EXERCISE PROMPT
Count how many lines below include the string "China". Only that number should appear in the reply.

****************

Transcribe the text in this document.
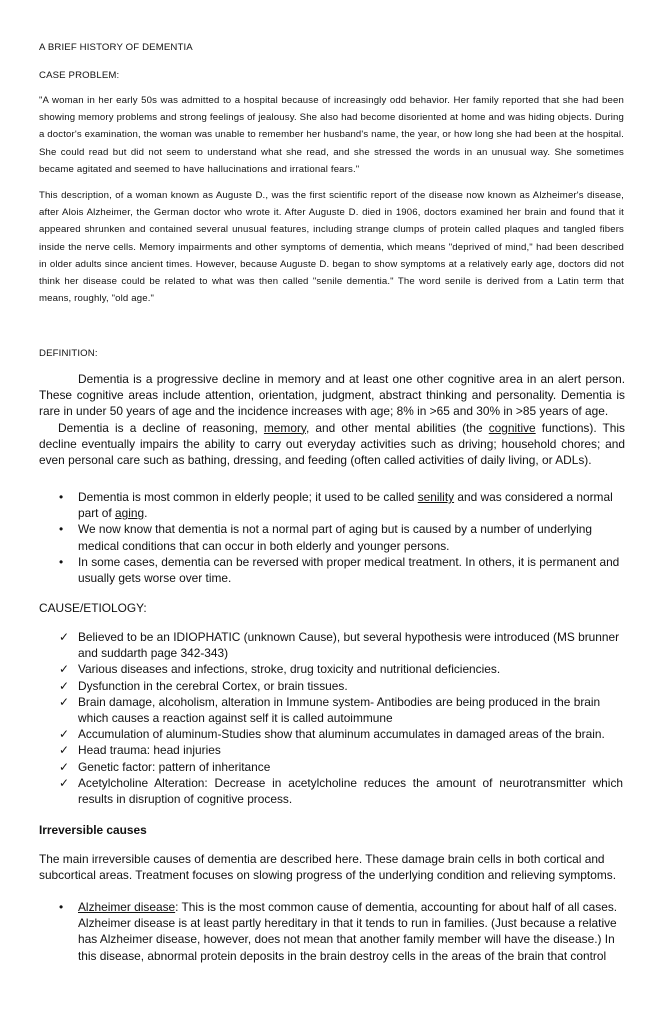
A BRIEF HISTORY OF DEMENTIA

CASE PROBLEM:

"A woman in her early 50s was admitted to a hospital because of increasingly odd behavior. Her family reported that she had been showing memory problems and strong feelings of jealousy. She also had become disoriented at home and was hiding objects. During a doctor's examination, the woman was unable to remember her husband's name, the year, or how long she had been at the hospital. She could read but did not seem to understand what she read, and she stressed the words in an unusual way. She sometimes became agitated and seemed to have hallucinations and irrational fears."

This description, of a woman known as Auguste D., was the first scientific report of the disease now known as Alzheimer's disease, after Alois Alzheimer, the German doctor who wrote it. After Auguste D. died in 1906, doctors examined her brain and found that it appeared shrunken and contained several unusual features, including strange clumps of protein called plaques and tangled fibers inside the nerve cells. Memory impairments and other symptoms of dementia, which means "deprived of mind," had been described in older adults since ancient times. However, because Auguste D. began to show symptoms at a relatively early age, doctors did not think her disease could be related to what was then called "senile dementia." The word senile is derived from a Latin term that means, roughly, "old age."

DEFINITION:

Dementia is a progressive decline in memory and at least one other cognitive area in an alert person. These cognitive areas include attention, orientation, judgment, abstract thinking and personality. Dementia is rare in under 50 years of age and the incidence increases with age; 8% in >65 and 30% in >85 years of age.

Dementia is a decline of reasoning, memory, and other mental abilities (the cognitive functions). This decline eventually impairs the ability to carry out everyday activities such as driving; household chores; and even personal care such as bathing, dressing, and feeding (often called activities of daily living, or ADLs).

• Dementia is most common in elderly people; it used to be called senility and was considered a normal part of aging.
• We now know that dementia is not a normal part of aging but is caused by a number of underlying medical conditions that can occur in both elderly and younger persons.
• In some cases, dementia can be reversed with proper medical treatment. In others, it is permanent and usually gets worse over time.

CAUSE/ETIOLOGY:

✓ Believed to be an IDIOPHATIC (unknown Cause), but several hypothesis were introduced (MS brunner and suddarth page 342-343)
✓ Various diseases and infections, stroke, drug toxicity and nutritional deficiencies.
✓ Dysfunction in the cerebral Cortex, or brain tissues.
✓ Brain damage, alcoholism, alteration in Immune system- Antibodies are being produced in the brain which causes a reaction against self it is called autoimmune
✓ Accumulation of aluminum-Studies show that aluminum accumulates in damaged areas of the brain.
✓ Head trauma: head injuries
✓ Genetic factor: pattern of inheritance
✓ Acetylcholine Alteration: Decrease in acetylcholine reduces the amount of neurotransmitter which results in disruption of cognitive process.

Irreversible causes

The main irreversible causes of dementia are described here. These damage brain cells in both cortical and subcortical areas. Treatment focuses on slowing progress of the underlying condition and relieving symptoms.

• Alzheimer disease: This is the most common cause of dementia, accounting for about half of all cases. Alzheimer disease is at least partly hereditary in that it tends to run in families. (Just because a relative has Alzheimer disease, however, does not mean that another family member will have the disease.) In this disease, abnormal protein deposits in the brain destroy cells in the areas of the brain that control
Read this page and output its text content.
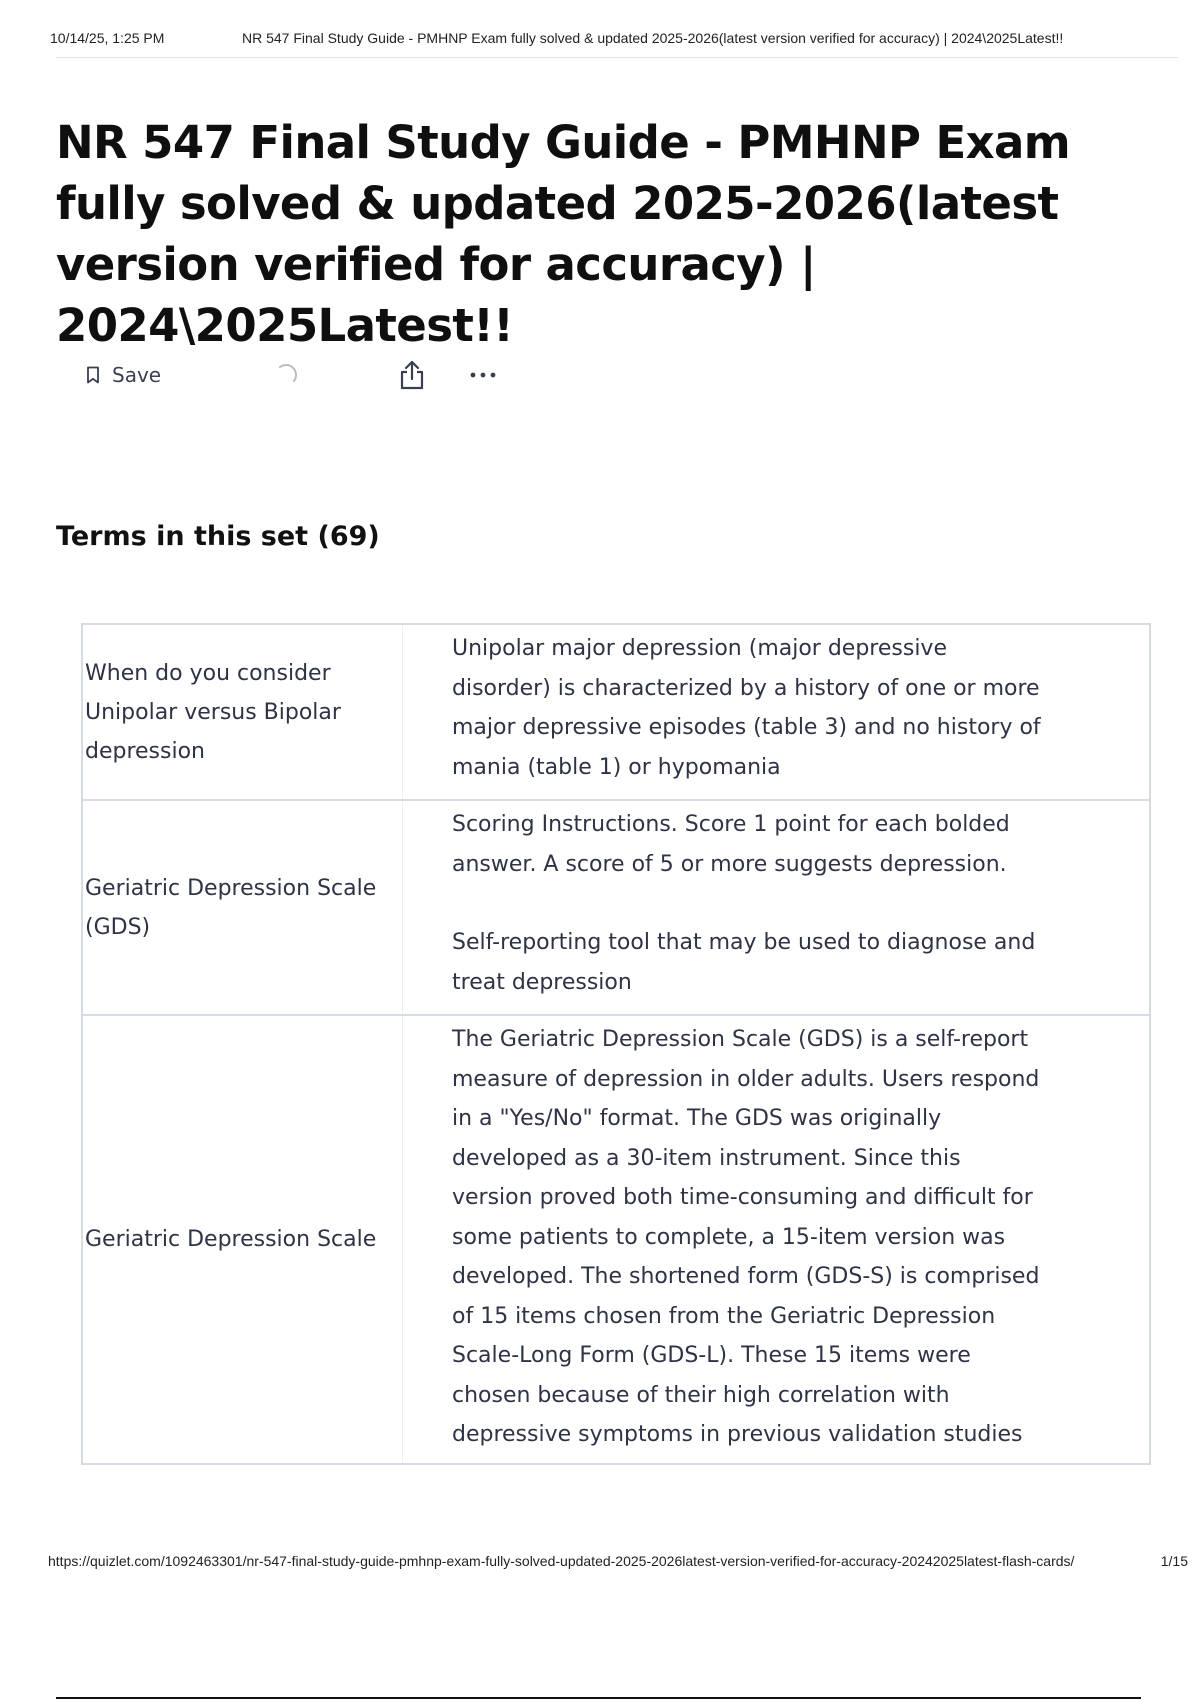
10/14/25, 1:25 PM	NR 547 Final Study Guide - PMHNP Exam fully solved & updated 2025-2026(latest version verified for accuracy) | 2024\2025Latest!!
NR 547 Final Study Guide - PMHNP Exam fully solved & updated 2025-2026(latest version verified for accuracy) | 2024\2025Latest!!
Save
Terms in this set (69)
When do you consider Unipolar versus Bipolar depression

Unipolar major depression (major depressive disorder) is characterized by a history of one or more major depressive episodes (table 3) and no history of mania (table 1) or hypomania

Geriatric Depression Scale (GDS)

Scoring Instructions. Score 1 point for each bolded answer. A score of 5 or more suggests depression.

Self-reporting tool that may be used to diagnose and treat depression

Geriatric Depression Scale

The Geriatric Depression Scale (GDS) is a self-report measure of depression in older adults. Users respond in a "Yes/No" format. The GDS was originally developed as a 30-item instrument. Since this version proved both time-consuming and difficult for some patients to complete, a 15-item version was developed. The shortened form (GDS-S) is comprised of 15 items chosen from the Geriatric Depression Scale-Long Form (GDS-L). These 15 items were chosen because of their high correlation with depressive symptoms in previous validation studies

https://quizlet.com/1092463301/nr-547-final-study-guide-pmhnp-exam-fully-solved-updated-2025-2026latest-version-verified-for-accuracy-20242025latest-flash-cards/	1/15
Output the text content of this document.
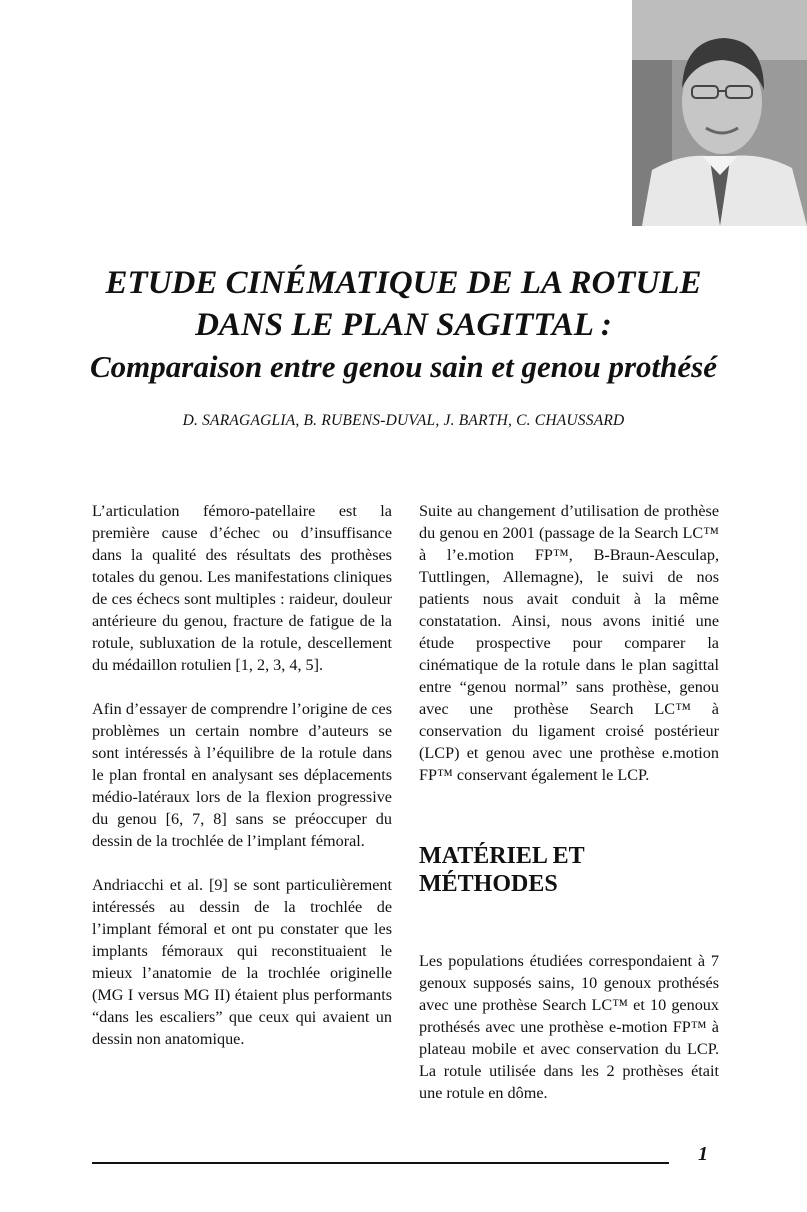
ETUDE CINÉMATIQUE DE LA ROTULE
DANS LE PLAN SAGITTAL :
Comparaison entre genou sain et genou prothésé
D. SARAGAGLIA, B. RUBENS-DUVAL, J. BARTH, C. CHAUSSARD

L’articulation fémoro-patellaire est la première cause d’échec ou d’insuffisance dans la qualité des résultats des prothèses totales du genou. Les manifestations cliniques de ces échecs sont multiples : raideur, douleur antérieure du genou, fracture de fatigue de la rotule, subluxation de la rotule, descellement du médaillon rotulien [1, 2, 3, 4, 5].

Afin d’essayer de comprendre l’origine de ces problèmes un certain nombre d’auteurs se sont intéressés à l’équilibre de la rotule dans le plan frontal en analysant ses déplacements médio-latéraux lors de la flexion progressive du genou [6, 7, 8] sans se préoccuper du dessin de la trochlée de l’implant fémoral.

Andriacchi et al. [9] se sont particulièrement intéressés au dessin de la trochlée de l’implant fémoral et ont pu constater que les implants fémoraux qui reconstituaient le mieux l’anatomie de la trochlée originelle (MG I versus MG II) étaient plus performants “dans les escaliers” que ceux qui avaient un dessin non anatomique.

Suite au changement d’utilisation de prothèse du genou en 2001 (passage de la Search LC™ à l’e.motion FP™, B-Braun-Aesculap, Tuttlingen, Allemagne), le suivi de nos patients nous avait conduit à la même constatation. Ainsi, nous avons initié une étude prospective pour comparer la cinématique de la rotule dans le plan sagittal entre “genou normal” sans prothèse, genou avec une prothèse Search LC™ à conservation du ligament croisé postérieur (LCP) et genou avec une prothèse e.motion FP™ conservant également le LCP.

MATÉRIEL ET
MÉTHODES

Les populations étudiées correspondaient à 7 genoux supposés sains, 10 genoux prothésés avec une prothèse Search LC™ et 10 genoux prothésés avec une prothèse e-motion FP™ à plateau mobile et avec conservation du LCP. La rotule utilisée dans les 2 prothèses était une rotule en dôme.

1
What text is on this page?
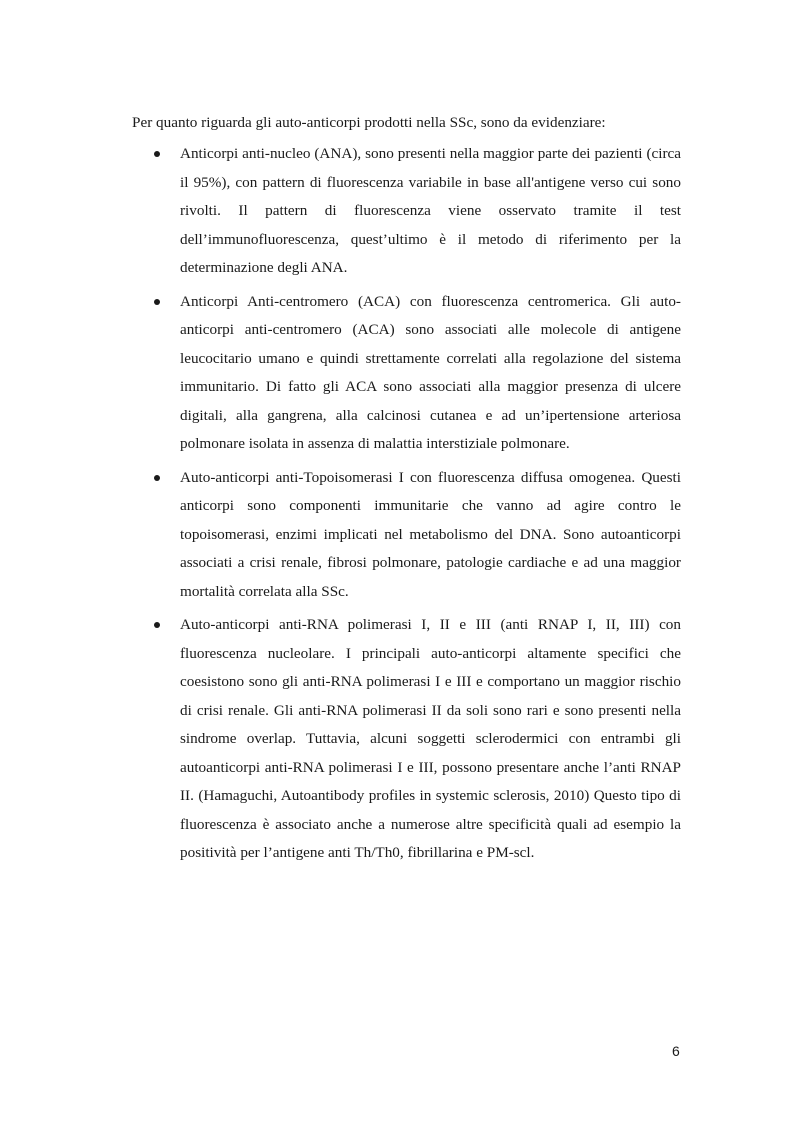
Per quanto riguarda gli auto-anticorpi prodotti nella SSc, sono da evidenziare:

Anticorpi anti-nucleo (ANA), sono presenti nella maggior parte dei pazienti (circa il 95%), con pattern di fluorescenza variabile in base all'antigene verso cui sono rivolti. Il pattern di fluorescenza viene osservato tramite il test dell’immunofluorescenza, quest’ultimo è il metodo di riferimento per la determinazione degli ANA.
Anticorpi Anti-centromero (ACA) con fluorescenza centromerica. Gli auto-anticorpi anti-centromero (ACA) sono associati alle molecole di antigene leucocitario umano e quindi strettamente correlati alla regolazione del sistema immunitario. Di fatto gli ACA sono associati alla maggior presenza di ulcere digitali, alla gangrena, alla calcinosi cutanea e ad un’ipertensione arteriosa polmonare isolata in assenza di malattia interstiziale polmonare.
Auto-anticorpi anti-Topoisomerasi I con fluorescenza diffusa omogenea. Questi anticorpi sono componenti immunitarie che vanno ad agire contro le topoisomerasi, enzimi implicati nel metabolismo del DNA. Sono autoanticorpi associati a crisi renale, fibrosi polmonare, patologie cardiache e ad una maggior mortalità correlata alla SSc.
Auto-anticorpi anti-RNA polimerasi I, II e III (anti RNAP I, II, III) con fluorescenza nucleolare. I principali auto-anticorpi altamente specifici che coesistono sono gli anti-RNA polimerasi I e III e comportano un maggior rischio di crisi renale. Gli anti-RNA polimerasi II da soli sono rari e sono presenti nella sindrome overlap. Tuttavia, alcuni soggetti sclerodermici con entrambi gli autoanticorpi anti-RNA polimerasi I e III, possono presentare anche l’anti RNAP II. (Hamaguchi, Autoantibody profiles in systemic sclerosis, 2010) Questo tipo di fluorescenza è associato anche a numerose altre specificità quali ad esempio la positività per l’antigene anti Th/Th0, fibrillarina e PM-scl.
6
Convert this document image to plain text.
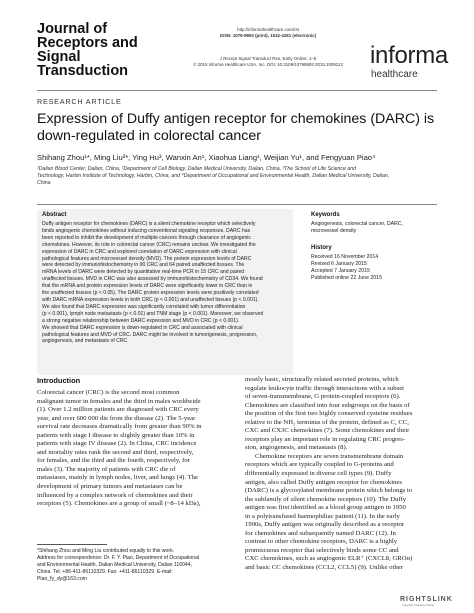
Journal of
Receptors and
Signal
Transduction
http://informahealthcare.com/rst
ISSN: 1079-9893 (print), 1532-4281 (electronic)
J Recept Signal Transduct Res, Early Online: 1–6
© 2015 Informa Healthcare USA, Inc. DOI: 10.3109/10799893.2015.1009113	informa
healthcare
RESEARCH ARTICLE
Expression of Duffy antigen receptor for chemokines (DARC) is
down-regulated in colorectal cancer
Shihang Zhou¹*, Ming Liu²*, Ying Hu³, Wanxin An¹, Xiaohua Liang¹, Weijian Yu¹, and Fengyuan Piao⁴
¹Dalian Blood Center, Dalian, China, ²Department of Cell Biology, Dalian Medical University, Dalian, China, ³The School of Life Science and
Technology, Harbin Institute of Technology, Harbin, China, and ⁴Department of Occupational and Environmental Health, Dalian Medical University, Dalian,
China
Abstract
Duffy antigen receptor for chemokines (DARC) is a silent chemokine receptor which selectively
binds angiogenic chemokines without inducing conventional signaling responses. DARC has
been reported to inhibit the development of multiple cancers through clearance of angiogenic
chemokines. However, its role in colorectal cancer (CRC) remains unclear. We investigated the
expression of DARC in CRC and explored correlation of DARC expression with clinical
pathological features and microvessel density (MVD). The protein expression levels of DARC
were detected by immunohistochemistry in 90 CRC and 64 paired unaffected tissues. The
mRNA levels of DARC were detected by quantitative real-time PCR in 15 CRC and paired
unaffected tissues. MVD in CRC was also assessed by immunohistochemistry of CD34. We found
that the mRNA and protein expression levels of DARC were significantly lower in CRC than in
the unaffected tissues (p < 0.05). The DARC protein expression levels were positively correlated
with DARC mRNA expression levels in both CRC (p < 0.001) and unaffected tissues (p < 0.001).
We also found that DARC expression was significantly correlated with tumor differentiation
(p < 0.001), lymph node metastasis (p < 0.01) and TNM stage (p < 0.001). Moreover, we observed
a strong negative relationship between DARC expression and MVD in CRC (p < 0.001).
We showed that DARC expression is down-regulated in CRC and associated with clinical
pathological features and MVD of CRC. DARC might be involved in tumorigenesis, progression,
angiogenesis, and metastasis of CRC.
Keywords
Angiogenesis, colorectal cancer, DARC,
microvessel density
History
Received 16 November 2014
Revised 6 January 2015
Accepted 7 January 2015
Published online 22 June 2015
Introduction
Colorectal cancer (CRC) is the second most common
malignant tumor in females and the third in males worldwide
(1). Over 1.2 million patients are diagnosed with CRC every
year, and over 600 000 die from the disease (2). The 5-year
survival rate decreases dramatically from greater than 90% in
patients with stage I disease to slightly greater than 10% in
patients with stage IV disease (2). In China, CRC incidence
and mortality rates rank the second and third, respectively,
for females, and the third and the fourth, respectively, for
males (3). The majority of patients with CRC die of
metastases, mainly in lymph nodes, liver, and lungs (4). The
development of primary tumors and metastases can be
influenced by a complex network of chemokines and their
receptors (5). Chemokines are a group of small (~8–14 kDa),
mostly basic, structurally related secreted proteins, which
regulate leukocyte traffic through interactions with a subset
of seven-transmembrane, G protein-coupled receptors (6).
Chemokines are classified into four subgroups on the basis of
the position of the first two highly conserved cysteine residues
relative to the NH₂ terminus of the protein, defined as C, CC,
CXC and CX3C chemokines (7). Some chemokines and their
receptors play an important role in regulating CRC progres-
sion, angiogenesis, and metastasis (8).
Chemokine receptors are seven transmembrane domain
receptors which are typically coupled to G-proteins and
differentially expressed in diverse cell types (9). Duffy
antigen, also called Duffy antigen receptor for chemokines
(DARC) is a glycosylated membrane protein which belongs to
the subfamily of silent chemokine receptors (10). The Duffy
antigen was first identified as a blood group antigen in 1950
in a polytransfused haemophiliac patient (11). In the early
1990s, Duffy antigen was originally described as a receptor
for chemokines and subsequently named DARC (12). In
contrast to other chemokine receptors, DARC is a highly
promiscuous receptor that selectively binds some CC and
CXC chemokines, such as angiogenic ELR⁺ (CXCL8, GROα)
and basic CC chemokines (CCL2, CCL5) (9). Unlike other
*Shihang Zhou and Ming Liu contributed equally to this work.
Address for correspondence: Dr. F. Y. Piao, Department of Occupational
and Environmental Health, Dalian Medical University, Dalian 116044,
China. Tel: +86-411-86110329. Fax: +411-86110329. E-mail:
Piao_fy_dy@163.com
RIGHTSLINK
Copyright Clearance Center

****************

TASK RESPONSE
5